──────── Stored data
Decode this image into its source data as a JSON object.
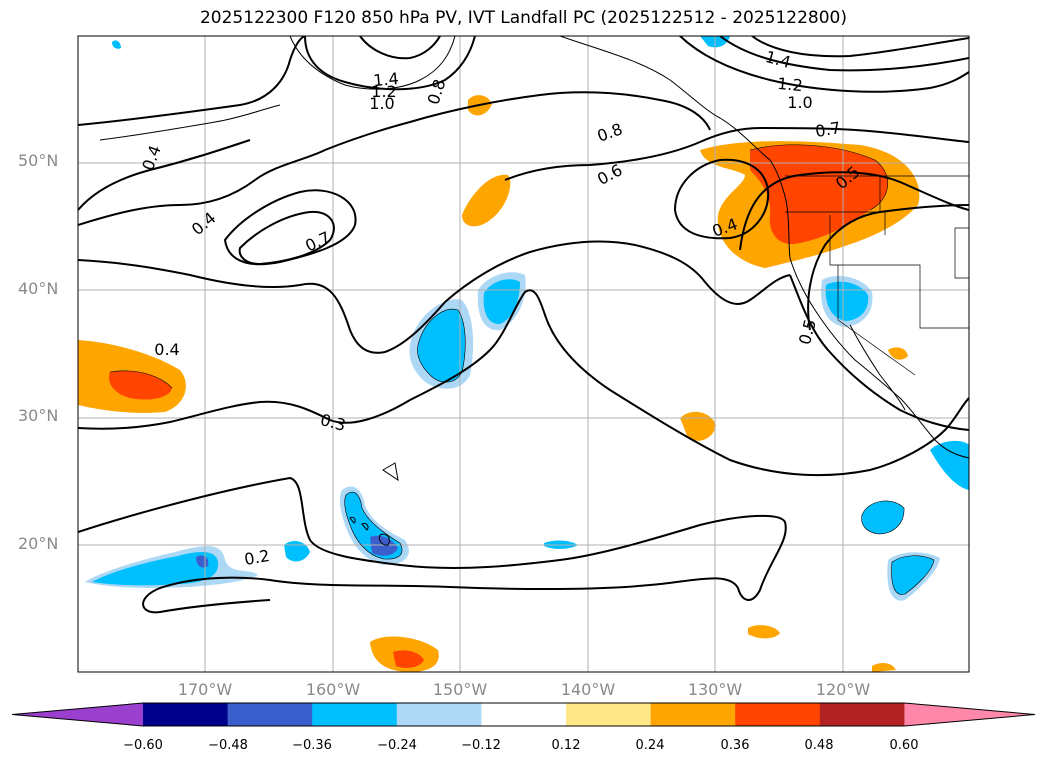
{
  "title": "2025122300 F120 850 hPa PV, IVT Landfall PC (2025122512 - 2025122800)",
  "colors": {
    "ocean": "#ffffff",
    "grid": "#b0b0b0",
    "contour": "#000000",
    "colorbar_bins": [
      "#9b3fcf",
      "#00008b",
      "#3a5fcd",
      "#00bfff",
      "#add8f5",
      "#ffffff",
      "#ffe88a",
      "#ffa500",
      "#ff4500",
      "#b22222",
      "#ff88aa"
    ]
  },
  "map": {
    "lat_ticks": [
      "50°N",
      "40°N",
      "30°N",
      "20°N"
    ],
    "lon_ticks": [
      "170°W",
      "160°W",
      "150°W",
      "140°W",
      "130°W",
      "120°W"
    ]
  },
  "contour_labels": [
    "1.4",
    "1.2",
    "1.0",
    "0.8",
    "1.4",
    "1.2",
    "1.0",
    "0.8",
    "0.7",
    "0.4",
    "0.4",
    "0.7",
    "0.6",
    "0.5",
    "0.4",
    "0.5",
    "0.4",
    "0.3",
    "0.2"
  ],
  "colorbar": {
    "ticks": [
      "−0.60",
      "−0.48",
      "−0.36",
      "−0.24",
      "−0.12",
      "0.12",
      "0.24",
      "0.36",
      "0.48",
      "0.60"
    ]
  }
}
────────────────
* _What you should do_: Print each entry shown above with exact wording and no pictures.

* _The response_:
Decode this image into its source data as a JSON object.
{
  "title": "2025122300 F120 850 hPa PV, IVT Landfall PC (2025122512 - 2025122800)",
  "colors": {
    "ocean": "#ffffff",
    "grid": "#b0b0b0",
    "contour": "#000000",
    "colorbar_bins": [
      "#9b3fcf",
      "#00008b",
      "#3a5fcd",
      "#00bfff",
      "#add8f5",
      "#ffffff",
      "#ffe88a",
      "#ffa500",
      "#ff4500",
      "#b22222",
      "#ff88aa"
    ]
  },
  "map": {
    "lat_ticks": [
      "50°N",
      "40°N",
      "30°N",
      "20°N"
    ],
    "lon_ticks": [
      "170°W",
      "160°W",
      "150°W",
      "140°W",
      "130°W",
      "120°W"
    ]
  },
  "contour_labels": [
    "1.4",
    "1.2",
    "1.0",
    "0.8",
    "1.4",
    "1.2",
    "1.0",
    "0.8",
    "0.7",
    "0.4",
    "0.4",
    "0.7",
    "0.6",
    "0.5",
    "0.4",
    "0.5",
    "0.4",
    "0.3",
    "0.2"
  ],
  "colorbar": {
    "ticks": [
      "−0.60",
      "−0.48",
      "−0.36",
      "−0.24",
      "−0.12",
      "0.12",
      "0.24",
      "0.36",
      "0.48",
      "0.60"
    ]
  }
}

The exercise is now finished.